[Begin]

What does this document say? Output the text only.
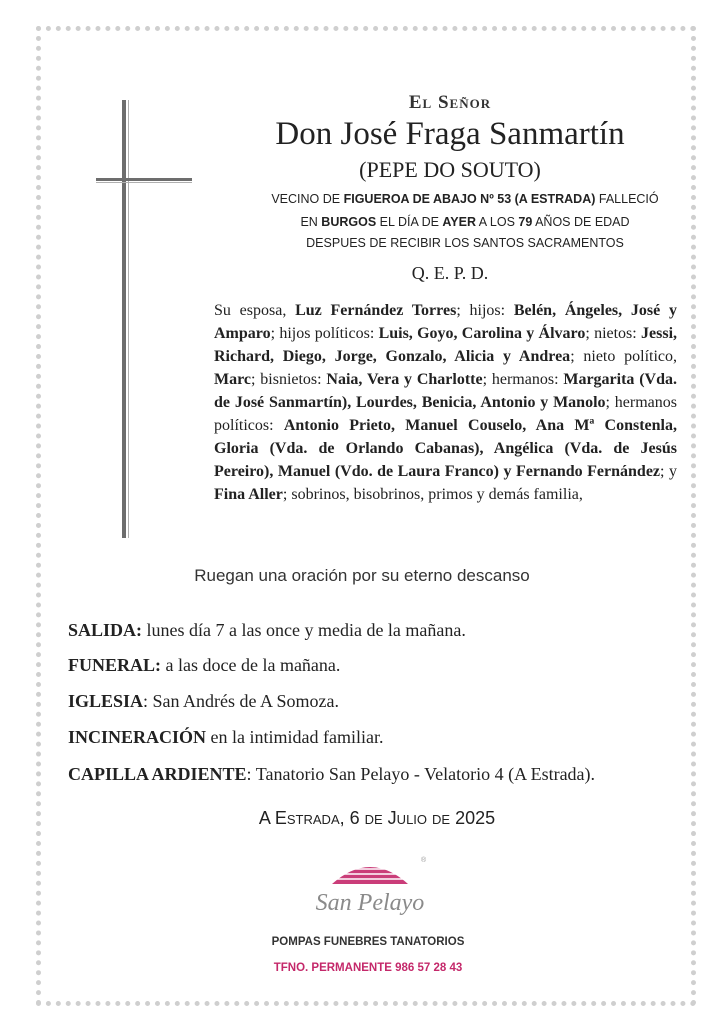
El Señor
Don José Fraga Sanmartín
(PEPE DO SOUTO)
VECINO DE FIGUEROA DE ABAJO Nº 53 (A ESTRADA) FALLECIÓ
EN BURGOS EL DÍA DE AYER A LOS 79 AÑOS DE EDAD
DESPUES DE RECIBIR LOS SANTOS SACRAMENTOS
Q. E. P. D.
Su esposa, Luz Fernández Torres; hijos: Belén, Ángeles, José y Amparo; hijos políticos: Luis, Goyo, Carolina y Álvaro; nietos: Jessi, Richard, Diego, Jorge, Gonzalo, Alicia y Andrea; nieto político, Marc; bisnietos: Naia, Vera y Charlotte; hermanos: Margarita (Vda. de José Sanmartín), Lourdes, Benicia, Antonio y Manolo; hermanos políticos: Antonio Prieto, Manuel Couselo, Ana Mª Constenla, Gloria (Vda. de Orlando Cabanas), Angélica (Vda. de Jesús Pereiro), Manuel (Vdo. de Laura Franco) y Fernando Fernández; y Fina Aller; sobrinos, bisobrinos, primos y demás familia,
Ruegan una oración por su eterno descanso
SALIDA: lunes día 7 a las once y media de la mañana.
FUNERAL: a las doce de la mañana.
IGLESIA: San Andrés de A Somoza.
INCINERACIÓN en la intimidad familiar.
CAPILLA ARDIENTE: Tanatorio San Pelayo - Velatorio 4 (A Estrada).
A Estrada, 6 de Julio de 2025
®
San Pelayo
POMPAS FUNEBRES TANATORIOS
TFNO. PERMANENTE 986 57 28 43
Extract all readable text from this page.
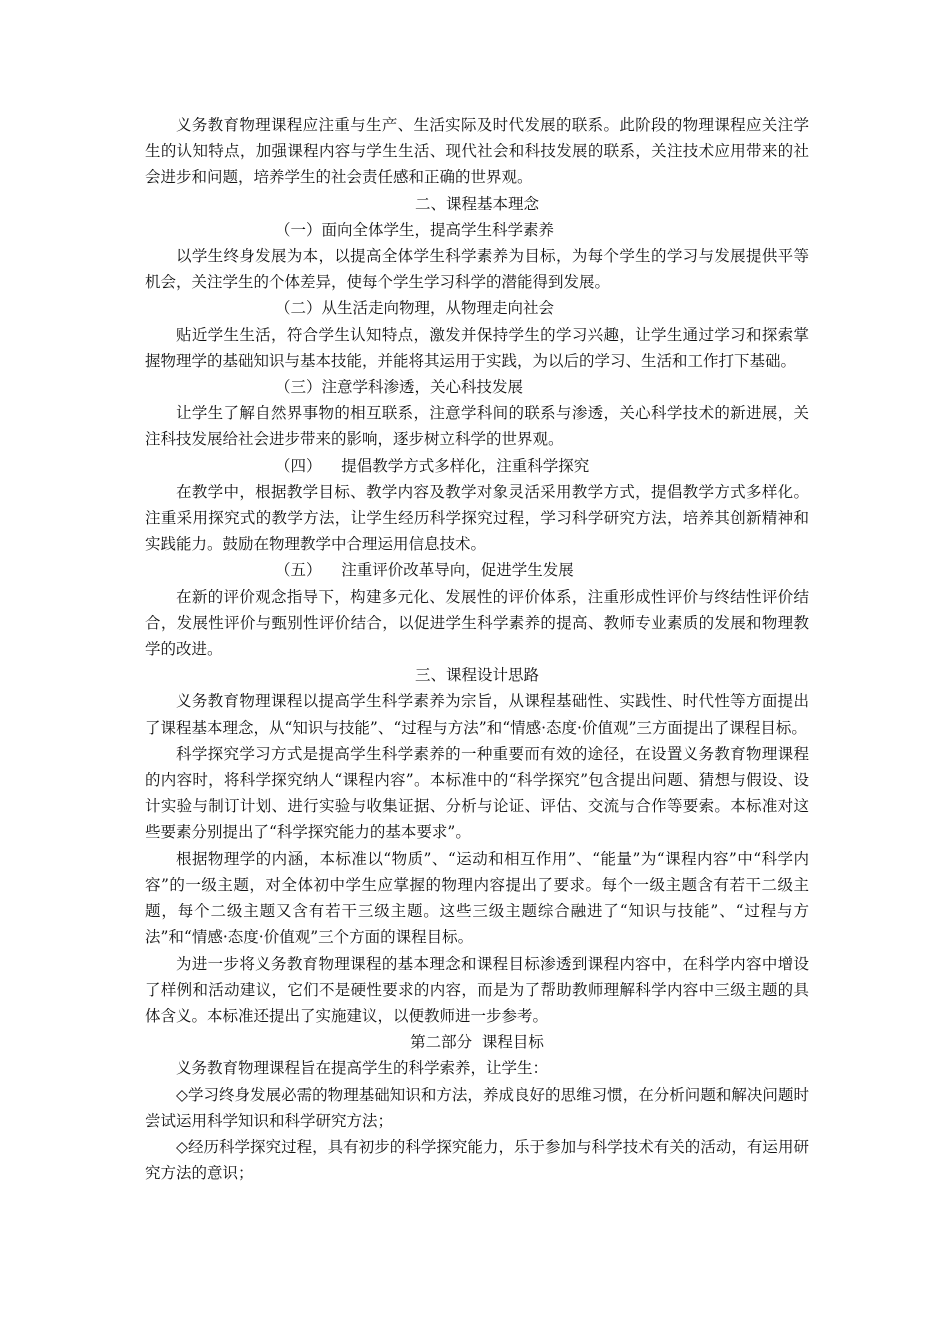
义务教育物理课程应注重与生产、生活实际及时代发展的联系。此阶段的物理课程应关注学生的认知特点，加强课程内容与学生生活、现代社会和科技发展的联系，关注技术应用带来的社会进步和问题，培养学生的社会责任感和正确的世界观。

二、课程基本理念

（一）面向全体学生，提高学生科学素养

以学生终身发展为本，以提高全体学生科学素养为目标，为每个学生的学习与发展提供平等机会，关注学生的个体差异，使每个学生学习科学的潜能得到发展。

（二）从生活走向物理，从物理走向社会

贴近学生生活，符合学生认知特点，激发并保持学生的学习兴趣，让学生通过学习和探索掌握物理学的基础知识与基本技能，并能将其运用于实践，为以后的学习、生活和工作打下基础。

（三）注意学科渗透，关心科技发展

让学生了解自然界事物的相互联系，注意学科间的联系与渗透，关心科学技术的新进展，关注科技发展给社会进步带来的影响，逐步树立科学的世界观。

（四）    提倡教学方式多样化，注重科学探究

在教学中，根据教学目标、教学内容及教学对象灵活采用教学方式，提倡教学方式多样化。注重采用探究式的教学方法，让学生经历科学探究过程，学习科学研究方法，培养其创新精神和实践能力。鼓励在物理教学中合理运用信息技术。

（五）    注重评价改革导向，促进学生发展

在新的评价观念指导下，构建多元化、发展性的评价体系，注重形成性评价与终结性评价结合，发展性评价与甄别性评价结合，以促进学生科学素养的提高、教师专业素质的发展和物理教学的改进。

三、课程设计思路

义务教育物理课程以提高学生科学素养为宗旨，从课程基础性、实践性、时代性等方面提出了课程基本理念，从“知识与技能”、“过程与方法”和“情感·态度·价值观”三方面提出了课程目标。

科学探究学习方式是提高学生科学素养的一种重要而有效的途径，在设置义务教育物理课程的内容时，将科学探究纳人“课程内容”。本标准中的“科学探究”包含提出问题、猜想与假设、设计实验与制订计划、进行实验与收集证据、分析与论证、评估、交流与合作等要索。本标准对这些要素分别提出了“科学探究能力的基本要求”。

根据物理学的内涵，本标准以“物质”、“运动和相互作用”、“能量”为“课程内容”中“科学内容”的一级主题，对全体初中学生应掌握的物理内容提出了要求。每个一级主题含有若干二级主题，每个二级主题又含有若干三级主题。这些三级主题综合融进了“知识与技能”、“过程与方法”和“情感·态度·价值观”三个方面的课程目标。

为进一步将义务教育物理课程的基本理念和课程目标渗透到课程内容中，在科学内容中增设了样例和活动建议，它们不是硬性要求的内容，而是为了帮助教师理解科学内容中三级主题的具体含义。本标准还提出了实施建议，以便教师进一步参考。

第二部分  课程目标

义务教育物理课程旨在提高学生的科学索养，让学生：

◇学习终身发展必需的物理基础知识和方法，养成良好的思维习惯，在分析问题和解决问题时尝试运用科学知识和科学研究方法；

◇经历科学探究过程，具有初步的科学探究能力，乐于参加与科学技术有关的活动，有运用研究方法的意识；
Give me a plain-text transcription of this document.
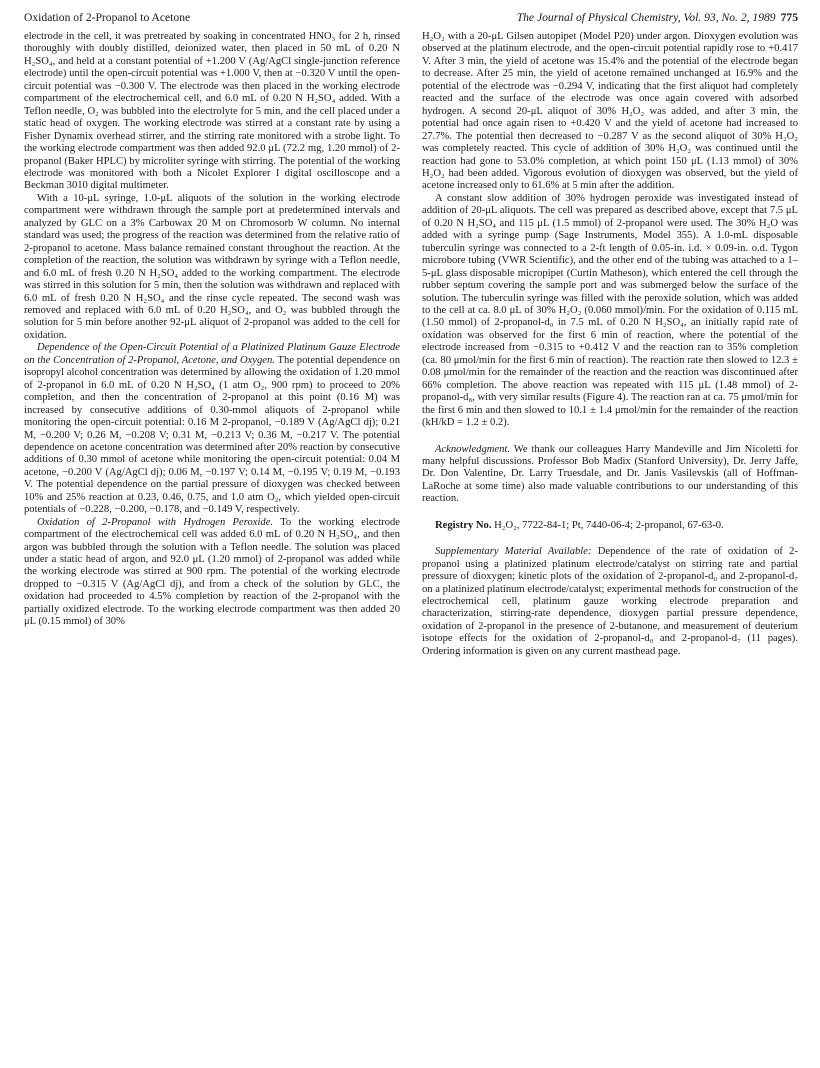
Oxidation of 2-Propanol to Acetone	The Journal of Physical Chemistry, Vol. 93, No. 2, 1989 775

electrode in the cell, it was pretreated by soaking in concentrated HNO₃ for 2 h, rinsed thoroughly with doubly distilled, deionized water, then placed in 50 mL of 0.20 N H₂SO₄, and held at a constant potential of +1.200 V (Ag/AgCl single-junction reference electrode) until the open-circuit potential was +1.000 V, then at −0.320 V until the open-circuit potential was −0.300 V. The electrode was then placed in the working electrode compartment of the electrochemical cell, and 6.0 mL of 0.20 N H₂SO₄ added. With a Teflon needle, O₂ was bubbled into the electrolyte for 5 min, and the cell placed under a static head of oxygen. The working electrode was stirred at a constant rate by using a Fisher Dynamix overhead stirrer, and the stirring rate monitored with a strobe light. To the working electrode compartment was then added 92.0 μL (72.2 mg, 1.20 mmol) of 2-propanol (Baker HPLC) by microliter syringe with stirring. The potential of the working electrode was monitored with both a Nicolet Explorer I digital oscilloscope and a Beckman 3010 digital multimeter.

With a 10-μL syringe, 1.0-μL aliquots of the solution in the working electrode compartment were withdrawn through the sample port at predetermined intervals and analyzed by GLC on a 3% Carbowax 20 M on Chromosorb W column. No internal standard was used; the progress of the reaction was determined from the relative ratio of 2-propanol to acetone. Mass balance remained constant throughout the reaction. At the completion of the reaction, the solution was withdrawn by syringe with a Teflon needle, and 6.0 mL of fresh 0.20 N H₂SO₄ added to the working compartment. The electrode was stirred in this solution for 5 min, then the solution was withdrawn and replaced with 6.0 mL of fresh 0.20 N H₂SO₄ and the rinse cycle repeated. The second wash was removed and replaced with 6.0 mL of 0.20 H₂SO₄, and O₂ was bubbled through the solution for 5 min before another 92-μL aliquot of 2-propanol was added to the cell for oxidation.

Dependence of the Open-Circuit Potential of a Platinized Platinum Gauze Electrode on the Concentration of 2-Propanol, Acetone, and Oxygen. The potential dependence on isopropyl alcohol concentration was determined by allowing the oxidation of 1.20 mmol of 2-propanol in 6.0 mL of 0.20 N H₂SO₄ (1 atm O₂, 900 rpm) to proceed to 20% completion, and then the concentration of 2-propanol at this point (0.16 M) was increased by consecutive additions of 0.30-mmol aliquots of 2-propanol while monitoring the open-circuit potential: 0.16 M 2-propanol, −0.189 V (Ag/AgCl dj); 0.21 M, −0.200 V; 0.26 M, −0.208 V; 0.31 M, −0.213 V; 0.36 M, −0.217 V. The potential dependence on acetone concentration was determined after 20% reaction by consecutive additions of 0.30 mmol of acetone while monitoring the open-circuit potential: 0.04 M acetone, −0.200 V (Ag/AgCl dj); 0.06 M, −0.197 V; 0.14 M, −0.195 V; 0.19 M, −0.193 V. The potential dependence on the partial pressure of dioxygen was checked between 10% and 25% reaction at 0.23, 0.46, 0.75, and 1.0 atm O₂, which yielded open-circuit potentials of −0.228, −0.200, −0.178, and −0.149 V, respectively.

Oxidation of 2-Propanol with Hydrogen Peroxide. To the working electrode compartment of the electrochemical cell was added 6.0 mL of 0.20 N H₂SO₄, and then argon was bubbled through the solution with a Teflon needle. The solution was placed under a static head of argon, and 92.0 μL (1.20 mmol) of 2-propanol was added while the working electrode was stirred at 900 rpm. The potential of the working electrode dropped to −0.315 V (Ag/AgCl dj), and from a check of the solution by GLC, the oxidation had proceeded to 4.5% completion by reaction of the 2-propanol with the partially oxidized electrode. To the working electrode compartment was then added 20 μL (0.15 mmol) of 30%

H₂O₂ with a 20-μL Gilsen autopipet (Model P20) under argon. Dioxygen evolution was observed at the platinum electrode, and the open-circuit potential rapidly rose to +0.417 V. After 3 min, the yield of acetone was 15.4% and the potential of the electrode began to decrease. After 25 min, the yield of acetone remained unchanged at 16.9% and the potential of the electrode was −0.294 V, indicating that the first aliquot had completely reacted and the surface of the electrode was once again covered with adsorbed hydrogen. A second 20-μL aliquot of 30% H₂O₂ was added, and after 3 min, the potential had once again risen to +0.420 V and the yield of acetone had increased to 27.7%. The potential then decreased to −0.287 V as the second aliquot of 30% H₂O₂ was completely reacted. This cycle of addition of 30% H₂O₂ was continued until the reaction had gone to 53.0% completion, at which point 150 μL (1.13 mmol) of 30% H₂O₂ had been added. Vigorous evolution of dioxygen was observed, but the yield of acetone increased only to 61.6% at 5 min after the addition.

A constant slow addition of 30% hydrogen peroxide was investigated instead of addition of 20-μL aliquots. The cell was prepared as described above, except that 7.5 μL of 0.20 N H₂SO₄ and 115 μL (1.5 mmol) of 2-propanol were used. The 30% H₂O was added with a syringe pump (Sage Instruments, Model 355). A 1.0-mL disposable tuberculin syringe was connected to a 2-ft length of 0.05-in. i.d. × 0.09-in. o.d. Tygon microbore tubing (VWR Scientific), and the other end of the tubing was attached to a 1–5-μL glass disposable micropipet (Curtin Matheson), which entered the cell through the rubber septum covering the sample port and was submerged below the surface of the solution. The tuberculin syringe was filled with the peroxide solution, which was added to the cell at ca. 8.0 μL of 30% H₂O₂ (0.060 mmol)/min. For the oxidation of 0.115 mL (1.50 mmol) of 2-propanol-d₀ in 7.5 mL of 0.20 N H₂SO₄, an initially rapid rate of oxidation was observed for the first 6 min of reaction, where the potential of the electrode increased from −0.315 to +0.412 V and the reaction ran to 35% completion (ca. 80 μmol/min for the first 6 min of reaction). The reaction rate then slowed to 12.3 ± 0.08 μmol/min for the remainder of the reaction and the reaction was discontinued after 66% completion. The above reaction was repeated with 115 μL (1.48 mmol) of 2-propanol-d₈, with very similar results (Figure 4). The reaction ran at ca. 75 μmol/min for the first 6 min and then slowed to 10.1 ± 1.4 μmol/min for the remainder of the reaction (kH/kD = 1.2 ± 0.2).

Acknowledgment. We thank our colleagues Harry Mandeville and Jim Nicoletti for many helpful discussions. Professor Bob Madix (Stanford University), Dr. Jerry Jaffe, Dr. Don Valentine, Dr. Larry Truesdale, and Dr. Janis Vasilevskis (all of Hoffman-LaRoche at some time) also made valuable contributions to our understanding of this reaction.

Registry No. H₂O₂, 7722-84-1; Pt, 7440-06-4; 2-propanol, 67-63-0.

Supplementary Material Available: Dependence of the rate of oxidation of 2-propanol using a platinized platinum electrode/catalyst on stirring rate and partial pressure of dioxygen; kinetic plots of the oxidation of 2-propanol-d₀ and 2-propanol-d₇ on a platinized platinum electrode/catalyst; experimental methods for construction of the electrochemical cell, platinum gauze working electrode preparation and characterization, stirring-rate dependence, dioxygen partial pressure dependence, oxidation of 2-propanol in the presence of 2-butanone, and measurement of deuterium isotope effects for the oxidation of 2-propanol-d₀ and 2-propanol-d₇ (11 pages). Ordering information is given on any current masthead page.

[End]

▸ WRITTEN INSTRUCTION
Copy every line of the listing where the word "提倡教学方式多样化" appears.

▸ THE OUTPUT
（四）    提倡教学方式多样化，注重科学探究
在教学中，根据教学目标、教学内容及教学对象灵活采用教学方式，提倡教学方式多样化。注重采用探究式的教学方法，让学生经历科学探究过程，学习科学研究方法，培养其创新精神和实践能力。鼓励在物理教学中合理运用信息技术。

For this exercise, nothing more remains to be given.